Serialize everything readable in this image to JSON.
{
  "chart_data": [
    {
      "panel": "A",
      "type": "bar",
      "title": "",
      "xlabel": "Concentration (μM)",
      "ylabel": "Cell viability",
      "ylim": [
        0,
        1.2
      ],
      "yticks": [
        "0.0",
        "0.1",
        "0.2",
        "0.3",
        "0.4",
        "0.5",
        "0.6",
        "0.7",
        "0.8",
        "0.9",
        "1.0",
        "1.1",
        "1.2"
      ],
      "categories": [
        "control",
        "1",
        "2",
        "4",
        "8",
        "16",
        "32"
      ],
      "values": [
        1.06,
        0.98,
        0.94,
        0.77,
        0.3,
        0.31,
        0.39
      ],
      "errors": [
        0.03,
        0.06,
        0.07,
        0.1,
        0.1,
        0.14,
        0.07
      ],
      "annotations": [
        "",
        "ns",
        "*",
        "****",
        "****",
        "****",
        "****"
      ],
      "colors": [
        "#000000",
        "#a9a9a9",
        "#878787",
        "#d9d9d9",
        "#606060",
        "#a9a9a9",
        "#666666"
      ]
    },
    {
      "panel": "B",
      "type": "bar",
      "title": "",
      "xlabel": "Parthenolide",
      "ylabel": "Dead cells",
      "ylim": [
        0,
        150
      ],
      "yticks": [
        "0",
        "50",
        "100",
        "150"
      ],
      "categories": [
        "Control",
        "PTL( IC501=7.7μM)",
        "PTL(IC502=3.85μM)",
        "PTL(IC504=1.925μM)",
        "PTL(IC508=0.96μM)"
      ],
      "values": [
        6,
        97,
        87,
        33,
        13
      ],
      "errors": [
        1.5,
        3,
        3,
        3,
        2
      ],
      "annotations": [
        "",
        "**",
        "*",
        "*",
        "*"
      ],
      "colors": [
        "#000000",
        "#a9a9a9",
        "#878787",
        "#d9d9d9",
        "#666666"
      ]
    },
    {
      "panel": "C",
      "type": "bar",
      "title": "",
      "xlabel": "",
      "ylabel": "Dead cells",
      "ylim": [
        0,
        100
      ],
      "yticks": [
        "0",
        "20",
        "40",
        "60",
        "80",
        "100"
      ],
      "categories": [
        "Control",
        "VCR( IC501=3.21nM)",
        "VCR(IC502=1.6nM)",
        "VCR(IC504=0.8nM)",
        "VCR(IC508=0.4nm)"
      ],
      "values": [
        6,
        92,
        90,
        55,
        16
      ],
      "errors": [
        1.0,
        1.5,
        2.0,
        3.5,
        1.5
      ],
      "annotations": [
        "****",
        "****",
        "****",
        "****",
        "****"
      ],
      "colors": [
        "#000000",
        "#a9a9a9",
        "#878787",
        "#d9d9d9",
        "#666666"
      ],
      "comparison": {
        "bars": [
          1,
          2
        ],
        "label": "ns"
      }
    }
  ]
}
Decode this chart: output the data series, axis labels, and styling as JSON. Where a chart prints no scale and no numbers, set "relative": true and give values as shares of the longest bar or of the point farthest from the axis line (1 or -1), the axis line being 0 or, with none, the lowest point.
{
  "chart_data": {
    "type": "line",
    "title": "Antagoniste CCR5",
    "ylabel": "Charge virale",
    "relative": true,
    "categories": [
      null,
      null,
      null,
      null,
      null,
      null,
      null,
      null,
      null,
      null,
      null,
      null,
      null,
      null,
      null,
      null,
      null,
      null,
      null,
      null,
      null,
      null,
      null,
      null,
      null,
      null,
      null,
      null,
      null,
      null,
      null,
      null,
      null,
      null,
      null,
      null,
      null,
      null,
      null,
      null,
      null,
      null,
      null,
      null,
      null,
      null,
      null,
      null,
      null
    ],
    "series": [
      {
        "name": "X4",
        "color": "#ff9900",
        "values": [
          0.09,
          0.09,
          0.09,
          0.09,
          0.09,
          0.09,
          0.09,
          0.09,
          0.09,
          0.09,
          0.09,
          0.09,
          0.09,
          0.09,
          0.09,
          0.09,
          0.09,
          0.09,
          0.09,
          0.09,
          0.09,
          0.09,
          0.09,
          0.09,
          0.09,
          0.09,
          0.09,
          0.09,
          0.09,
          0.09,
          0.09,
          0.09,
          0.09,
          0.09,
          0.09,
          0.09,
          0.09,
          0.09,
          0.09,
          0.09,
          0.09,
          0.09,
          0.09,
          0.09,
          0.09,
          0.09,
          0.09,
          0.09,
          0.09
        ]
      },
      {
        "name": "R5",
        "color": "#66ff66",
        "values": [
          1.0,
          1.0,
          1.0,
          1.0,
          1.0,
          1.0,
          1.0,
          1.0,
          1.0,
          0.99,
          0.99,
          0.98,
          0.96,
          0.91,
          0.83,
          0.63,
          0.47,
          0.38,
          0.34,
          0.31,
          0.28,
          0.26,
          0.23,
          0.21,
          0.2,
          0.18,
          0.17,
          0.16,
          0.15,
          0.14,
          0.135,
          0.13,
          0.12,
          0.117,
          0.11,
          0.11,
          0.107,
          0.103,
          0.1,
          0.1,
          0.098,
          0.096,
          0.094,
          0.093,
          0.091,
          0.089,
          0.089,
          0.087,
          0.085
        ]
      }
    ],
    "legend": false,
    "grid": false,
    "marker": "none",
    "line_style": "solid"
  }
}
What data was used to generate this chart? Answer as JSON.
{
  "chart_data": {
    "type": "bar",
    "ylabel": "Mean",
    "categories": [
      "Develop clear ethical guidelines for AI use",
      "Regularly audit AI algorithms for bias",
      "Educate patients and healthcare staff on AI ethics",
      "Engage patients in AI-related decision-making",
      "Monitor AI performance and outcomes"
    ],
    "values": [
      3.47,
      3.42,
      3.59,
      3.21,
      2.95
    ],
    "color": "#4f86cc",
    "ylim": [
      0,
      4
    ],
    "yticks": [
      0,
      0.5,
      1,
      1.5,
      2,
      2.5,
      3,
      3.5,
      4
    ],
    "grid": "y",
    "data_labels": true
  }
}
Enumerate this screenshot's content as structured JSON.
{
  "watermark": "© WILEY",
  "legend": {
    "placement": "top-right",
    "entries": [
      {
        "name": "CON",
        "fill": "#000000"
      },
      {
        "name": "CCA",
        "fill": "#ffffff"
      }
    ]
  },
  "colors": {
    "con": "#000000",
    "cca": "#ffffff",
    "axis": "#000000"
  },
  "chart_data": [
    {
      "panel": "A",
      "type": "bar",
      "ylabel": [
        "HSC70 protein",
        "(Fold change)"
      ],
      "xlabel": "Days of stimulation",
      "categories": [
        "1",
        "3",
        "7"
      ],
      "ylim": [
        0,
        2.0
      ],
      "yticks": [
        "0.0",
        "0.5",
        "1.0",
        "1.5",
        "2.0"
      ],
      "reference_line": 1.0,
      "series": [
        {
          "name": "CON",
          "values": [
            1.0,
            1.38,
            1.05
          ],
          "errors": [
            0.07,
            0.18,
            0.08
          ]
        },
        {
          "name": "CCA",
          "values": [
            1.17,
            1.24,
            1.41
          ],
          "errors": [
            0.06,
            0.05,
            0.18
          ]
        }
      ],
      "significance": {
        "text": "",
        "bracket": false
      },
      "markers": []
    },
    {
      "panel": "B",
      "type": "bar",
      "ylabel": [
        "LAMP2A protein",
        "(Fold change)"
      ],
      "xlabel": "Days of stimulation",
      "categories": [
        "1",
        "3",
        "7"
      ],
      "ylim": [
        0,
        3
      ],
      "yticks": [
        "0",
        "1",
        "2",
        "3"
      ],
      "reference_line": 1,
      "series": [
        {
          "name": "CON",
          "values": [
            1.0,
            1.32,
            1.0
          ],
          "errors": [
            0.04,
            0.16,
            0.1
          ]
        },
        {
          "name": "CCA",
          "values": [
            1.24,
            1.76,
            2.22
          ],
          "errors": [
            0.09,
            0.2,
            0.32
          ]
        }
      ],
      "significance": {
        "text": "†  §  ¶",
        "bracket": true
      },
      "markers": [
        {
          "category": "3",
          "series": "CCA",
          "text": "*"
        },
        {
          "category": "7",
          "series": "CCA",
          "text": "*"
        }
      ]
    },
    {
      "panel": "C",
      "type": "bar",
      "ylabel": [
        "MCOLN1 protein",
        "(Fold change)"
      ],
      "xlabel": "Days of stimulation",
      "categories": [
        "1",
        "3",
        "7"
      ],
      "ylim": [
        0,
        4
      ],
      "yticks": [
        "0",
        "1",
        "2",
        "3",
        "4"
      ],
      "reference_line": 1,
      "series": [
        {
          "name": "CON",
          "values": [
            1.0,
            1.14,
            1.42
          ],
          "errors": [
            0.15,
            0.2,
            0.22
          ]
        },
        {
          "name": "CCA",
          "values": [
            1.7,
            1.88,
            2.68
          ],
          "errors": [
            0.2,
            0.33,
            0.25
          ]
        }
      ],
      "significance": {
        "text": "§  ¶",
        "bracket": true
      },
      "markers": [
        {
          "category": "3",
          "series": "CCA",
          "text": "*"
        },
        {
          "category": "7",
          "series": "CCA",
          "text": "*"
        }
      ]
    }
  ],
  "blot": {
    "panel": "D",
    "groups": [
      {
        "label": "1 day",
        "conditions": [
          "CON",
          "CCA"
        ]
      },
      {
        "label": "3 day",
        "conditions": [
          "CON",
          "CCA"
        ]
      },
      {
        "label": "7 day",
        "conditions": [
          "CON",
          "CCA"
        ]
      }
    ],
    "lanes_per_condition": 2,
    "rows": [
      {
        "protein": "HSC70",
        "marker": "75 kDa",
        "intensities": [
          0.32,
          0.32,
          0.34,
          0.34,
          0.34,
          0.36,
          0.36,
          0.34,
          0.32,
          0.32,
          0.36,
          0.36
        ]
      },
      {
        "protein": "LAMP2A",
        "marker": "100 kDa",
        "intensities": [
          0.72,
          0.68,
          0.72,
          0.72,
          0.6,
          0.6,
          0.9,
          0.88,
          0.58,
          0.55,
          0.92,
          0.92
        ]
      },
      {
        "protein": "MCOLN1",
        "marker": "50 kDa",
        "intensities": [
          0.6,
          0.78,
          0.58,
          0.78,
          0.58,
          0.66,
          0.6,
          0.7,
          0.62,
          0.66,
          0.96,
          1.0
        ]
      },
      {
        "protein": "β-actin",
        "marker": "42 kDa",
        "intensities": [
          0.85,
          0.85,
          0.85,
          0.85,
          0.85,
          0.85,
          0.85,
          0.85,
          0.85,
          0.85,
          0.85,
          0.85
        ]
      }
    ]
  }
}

################

Assignment: After examining the listing, give only the count of lines holding the string "false".

Response: 3